Give only the number of lines in the records that include the string "title".

*** Supplied information ***

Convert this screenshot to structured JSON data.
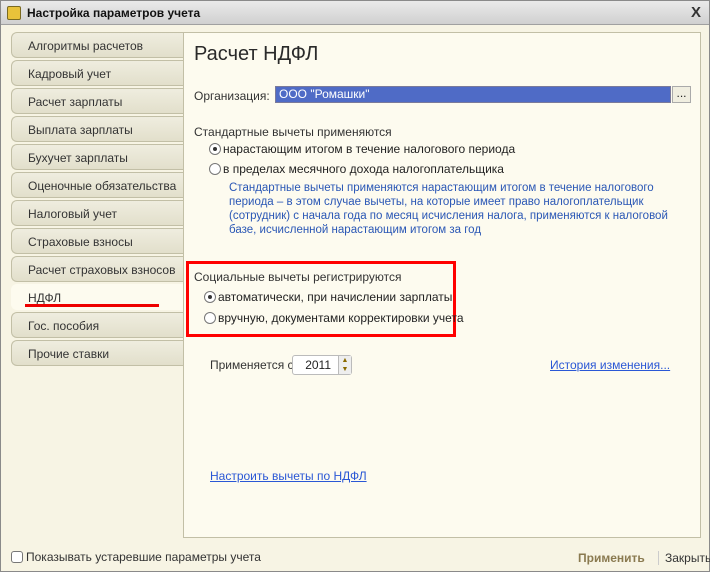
{
  "window": {
    "title": "Настройка параметров учета",
    "close": "X"
  },
  "tabs": [
    {
      "label": "Алгоритмы расчетов"
    },
    {
      "label": "Кадровый учет"
    },
    {
      "label": "Расчет зарплаты"
    },
    {
      "label": "Выплата зарплаты"
    },
    {
      "label": "Бухучет зарплаты"
    },
    {
      "label": "Оценочные обязательства"
    },
    {
      "label": "Налоговый учет"
    },
    {
      "label": "Страховые взносы"
    },
    {
      "label": "Расчет страховых взносов"
    },
    {
      "label": "НДФЛ"
    },
    {
      "label": "Гос. пособия"
    },
    {
      "label": "Прочие ставки"
    }
  ],
  "main": {
    "title": "Расчет НДФЛ",
    "org_label": "Организация:",
    "org_value": "ООО \"Ромашки\"",
    "org_button": "...",
    "std_label": "Стандартные вычеты применяются",
    "std_opt1": "нарастающим итогом в течение налогового периода",
    "std_opt2": "в пределах месячного дохода налогоплательщика",
    "std_note": "Стандартные вычеты применяются нарастающим итогом в течение налогового периода – в этом случае вычеты, на которые имеет право налогоплательщик (сотрудник) с начала года по месяц исчисления налога, применяются к налоговой базе, исчисленной нарастающим итогом за год",
    "soc_label": "Социальные вычеты регистрируются",
    "soc_opt1": "автоматически, при начислении зарплаты",
    "soc_opt2": "вручную, документами корректировки учета",
    "applies_label": "Применяется с:",
    "applies_value": "2011",
    "history_link": "История изменения...",
    "setup_link": "Настроить вычеты по НДФЛ"
  },
  "footer": {
    "checkbox": "Показывать устаревшие параметры учета",
    "apply": "Применить",
    "close": "Закрыть"
  },
  "colors": {
    "highlight": "#ff0000",
    "link": "#2a57d5",
    "selection": "#4f6bc6"
  }
}
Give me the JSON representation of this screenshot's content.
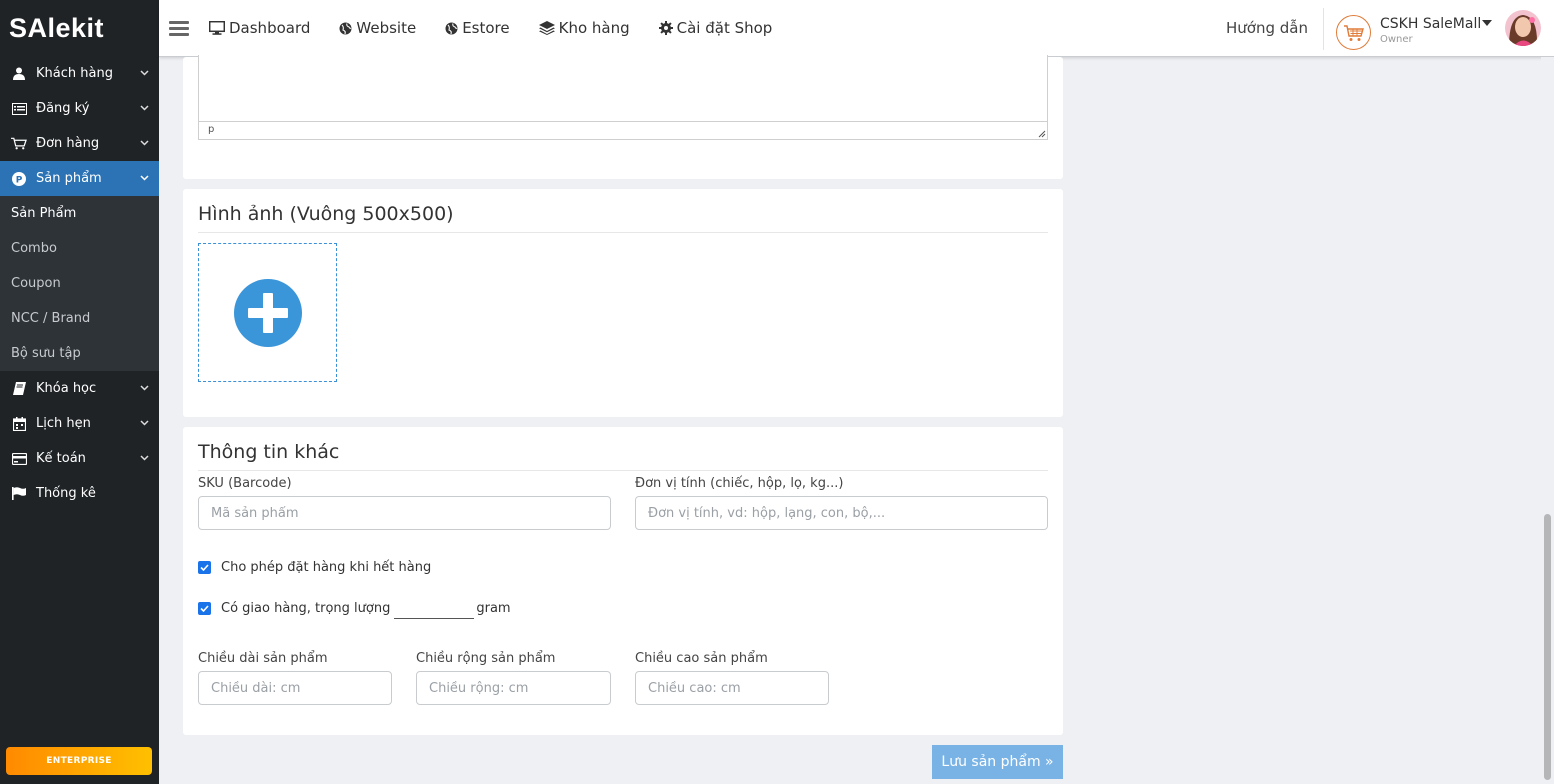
{
  "brand": {
    "logo_text": "SAlekit"
  },
  "sidebar": {
    "items": [
      {
        "label": "Khách hàng",
        "icon": "user-icon"
      },
      {
        "label": "Đăng ký",
        "icon": "list-icon"
      },
      {
        "label": "Đơn hàng",
        "icon": "cart-icon"
      },
      {
        "label": "Sản phẩm",
        "icon": "product-p-icon",
        "active": true
      },
      {
        "label": "Khóa học",
        "icon": "book-icon"
      },
      {
        "label": "Lịch hẹn",
        "icon": "calendar-icon"
      },
      {
        "label": "Kế toán",
        "icon": "credit-card-icon"
      },
      {
        "label": "Thống kê",
        "icon": "flag-icon"
      }
    ],
    "submenu": [
      {
        "label": "Sản Phẩm",
        "current": true
      },
      {
        "label": "Combo"
      },
      {
        "label": "Coupon"
      },
      {
        "label": "NCC / Brand"
      },
      {
        "label": "Bộ sưu tập"
      }
    ],
    "plan_badge": "ENTERPRISE"
  },
  "topbar": {
    "nav": [
      {
        "label": "Dashboard",
        "icon": "monitor-icon"
      },
      {
        "label": "Website",
        "icon": "globe-icon"
      },
      {
        "label": "Estore",
        "icon": "globe-icon"
      },
      {
        "label": "Kho hàng",
        "icon": "stack-icon"
      },
      {
        "label": "Cài đặt Shop",
        "icon": "gear-icon"
      }
    ],
    "guide_label": "Hướng dẫn",
    "shop_name": "CSKH SaleMall",
    "shop_role": "Owner"
  },
  "editor": {
    "status_path": "p"
  },
  "images_section": {
    "title": "Hình ảnh (Vuông 500x500)"
  },
  "other_info": {
    "title": "Thông tin khác",
    "sku_label": "SKU (Barcode)",
    "sku_placeholder": "Mã sản phẩm",
    "unit_label": "Đơn vị tính (chiếc, hộp, lọ, kg...)",
    "unit_placeholder": "Đơn vị tính, vd: hộp, lạng, con, bộ,...",
    "allow_backorder_label": "Cho phép đặt hàng khi hết hàng",
    "shipping_label": "Có giao hàng, trọng lượng",
    "weight_unit": "gram",
    "length_label": "Chiều dài sản phẩm",
    "length_placeholder": "Chiều dài: cm",
    "width_label": "Chiều rộng sản phẩm",
    "width_placeholder": "Chiều rộng: cm",
    "height_label": "Chiều cao sản phẩm",
    "height_placeholder": "Chiều cao: cm"
  },
  "save_button_label": "Lưu sản phẩm »",
  "colors": {
    "sidebar_bg": "#1f2326",
    "active_blue": "#2b73b5",
    "save_blue": "#79b3e6",
    "enterprise_orange": "#ff8a00"
  }
}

***

**Exercise output**
4